#### [What needs to be done]
Which lines of the records contain "យករដ"? Collect every one of them.

— start of Records provided —

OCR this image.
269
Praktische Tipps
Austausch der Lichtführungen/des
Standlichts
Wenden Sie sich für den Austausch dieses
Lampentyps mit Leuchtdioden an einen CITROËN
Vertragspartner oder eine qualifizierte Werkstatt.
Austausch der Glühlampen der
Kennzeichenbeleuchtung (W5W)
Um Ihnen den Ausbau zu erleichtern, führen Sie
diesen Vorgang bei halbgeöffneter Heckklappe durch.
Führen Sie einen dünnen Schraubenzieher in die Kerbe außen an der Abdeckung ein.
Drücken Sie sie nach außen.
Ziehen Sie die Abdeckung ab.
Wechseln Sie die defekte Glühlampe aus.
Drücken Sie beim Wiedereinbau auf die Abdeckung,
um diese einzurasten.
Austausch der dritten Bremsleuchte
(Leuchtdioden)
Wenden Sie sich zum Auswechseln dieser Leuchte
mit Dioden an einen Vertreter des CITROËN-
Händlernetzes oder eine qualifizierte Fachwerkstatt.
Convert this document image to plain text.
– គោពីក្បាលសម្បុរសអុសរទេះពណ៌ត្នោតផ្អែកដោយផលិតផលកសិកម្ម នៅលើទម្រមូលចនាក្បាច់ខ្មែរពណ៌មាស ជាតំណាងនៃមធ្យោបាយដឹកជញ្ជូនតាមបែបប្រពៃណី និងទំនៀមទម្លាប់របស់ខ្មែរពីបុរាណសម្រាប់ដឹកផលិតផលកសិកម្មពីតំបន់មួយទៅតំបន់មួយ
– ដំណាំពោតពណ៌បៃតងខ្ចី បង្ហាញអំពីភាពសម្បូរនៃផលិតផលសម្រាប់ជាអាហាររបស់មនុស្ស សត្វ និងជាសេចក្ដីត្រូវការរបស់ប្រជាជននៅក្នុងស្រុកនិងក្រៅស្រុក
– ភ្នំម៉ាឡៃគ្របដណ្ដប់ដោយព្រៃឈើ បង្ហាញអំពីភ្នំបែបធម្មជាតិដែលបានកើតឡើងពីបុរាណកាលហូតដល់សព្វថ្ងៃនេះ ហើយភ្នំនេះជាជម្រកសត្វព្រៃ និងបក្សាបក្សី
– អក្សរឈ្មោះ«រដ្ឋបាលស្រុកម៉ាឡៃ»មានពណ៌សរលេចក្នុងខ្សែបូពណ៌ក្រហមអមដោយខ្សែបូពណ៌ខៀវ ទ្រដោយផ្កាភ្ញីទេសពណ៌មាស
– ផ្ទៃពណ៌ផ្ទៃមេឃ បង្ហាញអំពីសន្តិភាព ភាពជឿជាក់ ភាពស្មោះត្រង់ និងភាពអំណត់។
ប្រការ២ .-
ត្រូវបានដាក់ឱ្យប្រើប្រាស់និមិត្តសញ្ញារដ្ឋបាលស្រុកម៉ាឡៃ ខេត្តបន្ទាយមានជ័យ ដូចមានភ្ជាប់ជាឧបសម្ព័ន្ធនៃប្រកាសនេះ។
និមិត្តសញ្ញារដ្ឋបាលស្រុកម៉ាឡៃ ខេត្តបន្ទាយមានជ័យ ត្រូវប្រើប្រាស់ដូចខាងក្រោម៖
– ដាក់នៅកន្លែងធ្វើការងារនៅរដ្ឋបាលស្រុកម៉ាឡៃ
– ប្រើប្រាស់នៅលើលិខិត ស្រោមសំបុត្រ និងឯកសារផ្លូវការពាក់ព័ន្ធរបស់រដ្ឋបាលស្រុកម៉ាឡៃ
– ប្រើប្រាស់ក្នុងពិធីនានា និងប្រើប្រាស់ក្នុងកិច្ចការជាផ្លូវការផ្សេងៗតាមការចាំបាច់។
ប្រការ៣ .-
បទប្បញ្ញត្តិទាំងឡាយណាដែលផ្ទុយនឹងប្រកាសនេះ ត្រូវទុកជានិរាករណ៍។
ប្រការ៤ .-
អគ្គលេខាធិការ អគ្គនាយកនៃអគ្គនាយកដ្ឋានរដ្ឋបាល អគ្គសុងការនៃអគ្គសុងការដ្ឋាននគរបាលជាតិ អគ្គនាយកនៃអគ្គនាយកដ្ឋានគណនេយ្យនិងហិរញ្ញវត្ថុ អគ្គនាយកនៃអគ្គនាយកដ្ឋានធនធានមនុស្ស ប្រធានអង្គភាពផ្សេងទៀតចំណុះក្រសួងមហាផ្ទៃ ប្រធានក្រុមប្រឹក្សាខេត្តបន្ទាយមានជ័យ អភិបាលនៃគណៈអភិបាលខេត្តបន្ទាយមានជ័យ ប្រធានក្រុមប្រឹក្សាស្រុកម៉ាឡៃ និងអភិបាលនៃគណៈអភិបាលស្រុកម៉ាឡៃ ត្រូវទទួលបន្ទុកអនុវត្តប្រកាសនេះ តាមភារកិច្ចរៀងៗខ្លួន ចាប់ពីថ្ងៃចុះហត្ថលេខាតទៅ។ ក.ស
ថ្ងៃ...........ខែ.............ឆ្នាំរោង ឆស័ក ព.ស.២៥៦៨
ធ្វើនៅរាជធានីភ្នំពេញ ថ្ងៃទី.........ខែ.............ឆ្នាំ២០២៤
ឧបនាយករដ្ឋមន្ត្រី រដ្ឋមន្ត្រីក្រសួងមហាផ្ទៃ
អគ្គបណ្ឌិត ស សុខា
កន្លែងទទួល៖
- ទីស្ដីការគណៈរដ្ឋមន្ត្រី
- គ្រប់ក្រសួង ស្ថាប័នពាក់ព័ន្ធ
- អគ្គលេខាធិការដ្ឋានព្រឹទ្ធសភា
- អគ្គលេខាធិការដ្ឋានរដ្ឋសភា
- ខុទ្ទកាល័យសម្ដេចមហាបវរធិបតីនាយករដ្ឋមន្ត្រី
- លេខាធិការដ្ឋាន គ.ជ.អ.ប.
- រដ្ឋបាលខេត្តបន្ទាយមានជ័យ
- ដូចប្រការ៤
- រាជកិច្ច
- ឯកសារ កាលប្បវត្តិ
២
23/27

— end of Records provided —

#### [Final answer]
ឧបនាយករដ្ឋមន្ត្រី រដ្ឋមន្ត្រីក្រសួងមហាផ្ទៃ
- ខុទ្ទកាល័យសម្ដេចមហាបវរធិបតីនាយករដ្ឋមន្ត្រី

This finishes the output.